## Tarefa breve 1
Segundo o texto sobre a mostra "Brasil Tela Para Todos", de que instituição partiu a vontade que deu origem à mostra?

## Texto fornecido
━━━━━━━━━━━━━━━━━━━━━━━━━━━━━━

Domingo agora, dia 28, acontece o segundo round da mostra "Brasil Tela Para Todos - Perspectivas Contemporâneas". Uma mostra sobre a qual não canso de falar sobre, de repetir a respeito. Sou suspeito, então não preciso de alibis. Concebi e produzo a mostra junto com a Marilia, minha sócia, e a Mari Cruz, nossa produtora. Temos um nome: convergenciacultural, assim mesmo, em minúsculo, tudo corrido. É uma empreitada relativamente nova como sociedade, mas já bem amadurecida. Não temos chefe agora - pequenas empresas, grandes negócios. Temos sonhos possíveis de serem realizados. Possíveis de crescerem na prática. Assim queira Zeus e Deus e Oxalá. E São Francisco de Assis, padroeiro dos meus filhos felinos.
O "Brasil Tela Para Todos" nasceu de uma vontade do CCBB de São Paulo de dar espaço para o cinema nacional em sua programação audiovisual. O nome tem um quê de bolsa-família, mas defendo-o. Quem tem condições de ir a um cinema hoje em dia? Digo, pagar uma entrada cheia, sem carteirinha de estudante falsificada, mais o estacionamento ou a condução (isso sem contar a pipoca e o "refri")? E em quantas salas de exibição vemos filmes brasileiros? E quais filmes? É um dado real que não há tela para todos. Por isso a vocação da mostra: aproximar o grande público das produções nacionais contemporâneas, mais recentes, a cada mês subdivididas em temas ou gêneros. E como o objetivo é formação de público, temos de sucessos de bilheteria e crítica até filmes menores, que não conseguiram visibilidade suficiente para serem conhecidos. Filmes feitos por jovens realizadores, filmes que tiveram alguma repercussão internacional, filmes que tratam de diferentes aspectos do Brasil e de sua história.

━━━━━━━━━━━━━━━━━━━━━━━━━━━━━━

## Registros fornecidos
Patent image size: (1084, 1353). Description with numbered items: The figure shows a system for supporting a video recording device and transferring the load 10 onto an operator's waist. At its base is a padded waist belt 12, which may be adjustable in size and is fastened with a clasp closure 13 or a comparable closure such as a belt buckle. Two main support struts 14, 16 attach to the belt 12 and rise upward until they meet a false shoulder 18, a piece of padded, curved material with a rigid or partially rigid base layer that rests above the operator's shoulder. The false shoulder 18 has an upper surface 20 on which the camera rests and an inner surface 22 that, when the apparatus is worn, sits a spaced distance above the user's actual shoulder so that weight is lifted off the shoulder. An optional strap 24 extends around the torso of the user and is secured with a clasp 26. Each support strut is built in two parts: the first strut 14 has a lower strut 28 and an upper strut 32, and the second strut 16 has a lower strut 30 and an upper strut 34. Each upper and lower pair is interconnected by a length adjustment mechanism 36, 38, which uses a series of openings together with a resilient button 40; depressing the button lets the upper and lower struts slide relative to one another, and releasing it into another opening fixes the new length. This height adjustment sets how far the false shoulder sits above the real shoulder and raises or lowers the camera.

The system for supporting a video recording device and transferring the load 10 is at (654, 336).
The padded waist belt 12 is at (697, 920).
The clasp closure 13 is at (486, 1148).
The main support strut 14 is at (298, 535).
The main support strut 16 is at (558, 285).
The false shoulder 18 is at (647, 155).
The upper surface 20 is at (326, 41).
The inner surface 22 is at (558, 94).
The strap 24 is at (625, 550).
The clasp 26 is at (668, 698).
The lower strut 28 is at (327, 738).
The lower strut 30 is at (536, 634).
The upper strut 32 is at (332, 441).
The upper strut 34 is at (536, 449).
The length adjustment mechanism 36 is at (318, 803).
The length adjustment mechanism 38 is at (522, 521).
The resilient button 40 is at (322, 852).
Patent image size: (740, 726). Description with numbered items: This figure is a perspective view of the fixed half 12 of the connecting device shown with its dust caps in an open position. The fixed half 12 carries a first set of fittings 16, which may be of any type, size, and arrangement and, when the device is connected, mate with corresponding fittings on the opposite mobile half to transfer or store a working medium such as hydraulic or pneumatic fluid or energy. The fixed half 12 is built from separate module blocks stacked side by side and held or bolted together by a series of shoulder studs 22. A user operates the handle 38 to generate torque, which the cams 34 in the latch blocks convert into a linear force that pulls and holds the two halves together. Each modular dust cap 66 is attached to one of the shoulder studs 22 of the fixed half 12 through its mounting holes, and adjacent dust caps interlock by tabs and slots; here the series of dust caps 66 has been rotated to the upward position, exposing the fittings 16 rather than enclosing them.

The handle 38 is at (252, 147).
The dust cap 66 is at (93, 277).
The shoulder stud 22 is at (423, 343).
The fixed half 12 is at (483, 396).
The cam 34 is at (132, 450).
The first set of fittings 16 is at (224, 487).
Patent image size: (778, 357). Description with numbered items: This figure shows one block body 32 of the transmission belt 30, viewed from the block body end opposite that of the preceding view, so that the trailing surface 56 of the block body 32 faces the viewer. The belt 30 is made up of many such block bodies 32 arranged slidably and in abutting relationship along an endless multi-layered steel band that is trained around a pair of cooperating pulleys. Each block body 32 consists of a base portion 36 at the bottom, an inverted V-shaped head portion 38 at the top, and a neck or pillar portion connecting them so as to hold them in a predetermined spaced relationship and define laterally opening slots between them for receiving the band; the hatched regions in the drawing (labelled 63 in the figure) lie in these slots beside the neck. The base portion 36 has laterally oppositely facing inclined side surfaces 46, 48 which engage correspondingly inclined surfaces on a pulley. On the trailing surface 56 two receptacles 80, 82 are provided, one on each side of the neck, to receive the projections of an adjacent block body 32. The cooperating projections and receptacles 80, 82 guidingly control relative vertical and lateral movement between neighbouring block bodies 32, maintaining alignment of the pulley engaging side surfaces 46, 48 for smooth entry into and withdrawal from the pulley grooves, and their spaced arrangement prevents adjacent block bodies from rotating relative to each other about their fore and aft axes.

━━━━━━━━━━━━━━━━━━━━━━━━━━━━━━

## Tarefa breve 2
Edite as linhas, da primeira delas até a que contém "The upper strut 34 is at (536, 449).", inclusive, substituindo "operator's" por "wearer's" e mantendo todo o restante inalterado.

## Solução do exercício 1
Do CCBB de São Paulo.

## Solução do exercício 2
Patent image size: (1084, 1353). Description with numbered items: The figure shows a system for supporting a video recording device and transferring the load 10 onto an wearer's waist. At its base is a padded waist belt 12, which may be adjustable in size and is fastened with a clasp closure 13 or a comparable closure such as a belt buckle. Two main support struts 14, 16 attach to the belt 12 and rise upward until they meet a false shoulder 18, a piece of padded, curved material with a rigid or partially rigid base layer that rests above the wearer's shoulder. The false shoulder 18 has an upper surface 20 on which the camera rests and an inner surface 22 that, when the apparatus is worn, sits a spaced distance above the user's actual shoulder so that weight is lifted off the shoulder. An optional strap 24 extends around the torso of the user and is secured with a clasp 26. Each support strut is built in two parts: the first strut 14 has a lower strut 28 and an upper strut 32, and the second strut 16 has a lower strut 30 and an upper strut 34. Each upper and lower pair is interconnected by a length adjustment mechanism 36, 38, which uses a series of openings together with a resilient button 40; depressing the button lets the upper and lower struts slide relative to one another, and releasing it into another opening fixes the new length. This height adjustment sets how far the false shoulder sits above the real shoulder and raises or lowers the camera.

The system for supporting a video recording device and transferring the load 10 is at (654, 336).
The padded waist belt 12 is at (697, 920).
The clasp closure 13 is at (486, 1148).
The main support strut 14 is at (298, 535).
The main support strut 16 is at (558, 285).
The false shoulder 18 is at (647, 155).
The upper surface 20 is at (326, 41).
The inner surface 22 is at (558, 94).
The strap 24 is at (625, 550).
The clasp 26 is at (668, 698).
The lower strut 28 is at (327, 738).
The lower strut 30 is at (536, 634).
The upper strut 32 is at (332, 441).
The upper strut 34 is at (536, 449).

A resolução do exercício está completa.